## TASK PROMPT:
Scan the entries below and report only how many lines contain "CONCILIACIÓN".

Figure data in JSON
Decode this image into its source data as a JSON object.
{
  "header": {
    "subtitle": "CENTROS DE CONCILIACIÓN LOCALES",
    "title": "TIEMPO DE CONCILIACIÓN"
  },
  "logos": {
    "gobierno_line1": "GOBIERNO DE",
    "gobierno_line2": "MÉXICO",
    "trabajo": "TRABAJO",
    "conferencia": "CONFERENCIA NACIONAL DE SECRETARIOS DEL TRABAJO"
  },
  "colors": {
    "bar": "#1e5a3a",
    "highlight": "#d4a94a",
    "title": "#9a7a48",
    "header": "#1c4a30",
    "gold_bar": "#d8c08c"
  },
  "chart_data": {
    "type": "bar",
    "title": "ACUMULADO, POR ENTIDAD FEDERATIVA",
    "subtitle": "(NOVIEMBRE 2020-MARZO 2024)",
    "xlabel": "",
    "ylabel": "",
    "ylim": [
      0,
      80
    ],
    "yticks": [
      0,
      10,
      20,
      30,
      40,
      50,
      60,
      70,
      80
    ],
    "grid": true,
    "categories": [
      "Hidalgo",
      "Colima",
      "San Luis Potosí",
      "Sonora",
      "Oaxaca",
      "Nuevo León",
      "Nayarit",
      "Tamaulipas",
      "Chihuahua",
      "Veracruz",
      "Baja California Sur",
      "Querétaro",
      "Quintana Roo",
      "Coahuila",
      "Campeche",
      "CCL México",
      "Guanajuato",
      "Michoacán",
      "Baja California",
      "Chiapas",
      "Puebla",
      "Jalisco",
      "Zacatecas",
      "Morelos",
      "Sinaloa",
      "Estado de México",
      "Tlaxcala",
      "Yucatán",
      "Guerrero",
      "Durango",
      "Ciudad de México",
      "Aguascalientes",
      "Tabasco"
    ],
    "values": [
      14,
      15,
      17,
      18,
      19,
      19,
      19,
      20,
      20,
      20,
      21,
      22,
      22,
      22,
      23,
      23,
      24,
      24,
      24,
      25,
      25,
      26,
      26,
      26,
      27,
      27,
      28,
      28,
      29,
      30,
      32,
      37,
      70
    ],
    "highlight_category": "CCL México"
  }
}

## SOLUTION TO THIS PROBLEM:
2